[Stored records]
----------

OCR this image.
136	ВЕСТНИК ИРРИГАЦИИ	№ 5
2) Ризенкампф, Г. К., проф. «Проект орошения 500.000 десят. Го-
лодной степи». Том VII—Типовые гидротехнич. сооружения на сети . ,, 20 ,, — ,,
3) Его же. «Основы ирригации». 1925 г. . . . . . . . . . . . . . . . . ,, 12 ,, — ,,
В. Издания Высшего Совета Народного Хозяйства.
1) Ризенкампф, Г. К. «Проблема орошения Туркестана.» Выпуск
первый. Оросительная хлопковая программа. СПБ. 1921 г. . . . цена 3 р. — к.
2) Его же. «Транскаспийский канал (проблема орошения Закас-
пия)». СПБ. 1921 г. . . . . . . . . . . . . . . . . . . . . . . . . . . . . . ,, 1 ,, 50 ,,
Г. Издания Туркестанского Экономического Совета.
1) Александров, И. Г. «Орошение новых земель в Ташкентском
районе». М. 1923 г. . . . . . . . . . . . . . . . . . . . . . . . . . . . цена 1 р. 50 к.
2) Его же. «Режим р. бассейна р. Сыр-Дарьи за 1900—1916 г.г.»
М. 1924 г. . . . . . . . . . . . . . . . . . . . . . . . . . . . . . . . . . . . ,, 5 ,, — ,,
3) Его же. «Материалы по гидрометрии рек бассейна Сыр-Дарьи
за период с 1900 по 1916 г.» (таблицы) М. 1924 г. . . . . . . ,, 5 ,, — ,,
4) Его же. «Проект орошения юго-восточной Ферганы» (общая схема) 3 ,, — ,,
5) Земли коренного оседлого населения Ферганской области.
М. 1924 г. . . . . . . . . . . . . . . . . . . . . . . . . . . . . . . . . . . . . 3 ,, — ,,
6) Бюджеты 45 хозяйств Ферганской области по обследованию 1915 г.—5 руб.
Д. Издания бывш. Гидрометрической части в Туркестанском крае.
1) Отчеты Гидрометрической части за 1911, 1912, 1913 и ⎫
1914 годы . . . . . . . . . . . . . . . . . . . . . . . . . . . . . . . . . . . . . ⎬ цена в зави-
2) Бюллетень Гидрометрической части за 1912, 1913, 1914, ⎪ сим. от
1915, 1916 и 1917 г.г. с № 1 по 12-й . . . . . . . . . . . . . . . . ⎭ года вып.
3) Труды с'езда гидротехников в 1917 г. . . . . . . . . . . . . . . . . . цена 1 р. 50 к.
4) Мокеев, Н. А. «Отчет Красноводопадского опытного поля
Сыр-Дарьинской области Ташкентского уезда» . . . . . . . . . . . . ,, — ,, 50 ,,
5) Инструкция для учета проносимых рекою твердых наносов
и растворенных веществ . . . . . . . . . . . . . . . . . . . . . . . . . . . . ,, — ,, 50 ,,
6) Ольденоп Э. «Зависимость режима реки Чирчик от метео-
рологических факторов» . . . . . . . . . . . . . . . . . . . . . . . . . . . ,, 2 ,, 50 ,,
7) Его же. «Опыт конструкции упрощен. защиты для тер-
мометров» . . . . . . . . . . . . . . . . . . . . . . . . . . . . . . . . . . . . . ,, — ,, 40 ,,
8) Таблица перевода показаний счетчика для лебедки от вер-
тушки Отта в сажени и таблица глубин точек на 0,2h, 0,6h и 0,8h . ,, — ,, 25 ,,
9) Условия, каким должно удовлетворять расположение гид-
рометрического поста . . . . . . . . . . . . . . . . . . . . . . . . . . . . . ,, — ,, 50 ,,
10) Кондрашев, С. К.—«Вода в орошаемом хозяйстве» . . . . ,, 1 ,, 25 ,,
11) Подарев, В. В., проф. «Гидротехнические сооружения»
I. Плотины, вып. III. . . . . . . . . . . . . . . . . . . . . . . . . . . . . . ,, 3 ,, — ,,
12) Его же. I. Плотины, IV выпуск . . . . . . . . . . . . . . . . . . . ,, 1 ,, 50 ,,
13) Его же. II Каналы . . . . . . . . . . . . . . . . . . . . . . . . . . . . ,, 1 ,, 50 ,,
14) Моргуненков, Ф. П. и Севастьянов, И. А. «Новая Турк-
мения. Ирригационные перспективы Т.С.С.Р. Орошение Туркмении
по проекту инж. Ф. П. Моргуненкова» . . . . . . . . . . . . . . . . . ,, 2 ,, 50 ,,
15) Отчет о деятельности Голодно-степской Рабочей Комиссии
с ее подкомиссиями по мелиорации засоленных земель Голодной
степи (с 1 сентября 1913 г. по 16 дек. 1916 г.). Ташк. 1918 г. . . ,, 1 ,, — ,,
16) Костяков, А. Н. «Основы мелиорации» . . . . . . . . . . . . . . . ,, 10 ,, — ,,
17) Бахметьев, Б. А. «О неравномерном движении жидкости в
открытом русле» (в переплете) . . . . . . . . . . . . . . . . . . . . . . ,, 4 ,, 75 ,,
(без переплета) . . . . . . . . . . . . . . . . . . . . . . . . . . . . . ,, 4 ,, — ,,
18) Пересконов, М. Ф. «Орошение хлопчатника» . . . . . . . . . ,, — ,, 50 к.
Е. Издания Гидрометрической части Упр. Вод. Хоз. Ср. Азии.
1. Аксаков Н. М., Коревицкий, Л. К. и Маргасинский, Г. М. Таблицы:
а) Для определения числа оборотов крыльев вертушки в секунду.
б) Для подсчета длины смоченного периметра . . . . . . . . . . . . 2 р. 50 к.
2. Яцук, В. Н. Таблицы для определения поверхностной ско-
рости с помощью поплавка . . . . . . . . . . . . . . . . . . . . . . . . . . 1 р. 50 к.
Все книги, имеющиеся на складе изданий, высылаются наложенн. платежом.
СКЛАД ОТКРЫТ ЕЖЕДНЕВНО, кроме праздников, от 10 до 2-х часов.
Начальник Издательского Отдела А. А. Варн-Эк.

----------

--- Task directions ---
Find each line holding "Орошение". Copy it out.

--- In response ---
1) Александров, И. Г. «Орошение новых земель в Ташкентском
мения. Ирригационные перспективы Т.С.С.Р. Орошение Туркмении
18) Пересконов, М. Ф. «Орошение хлопчатника» . . . . . . . . . ,, — ,, 50 к.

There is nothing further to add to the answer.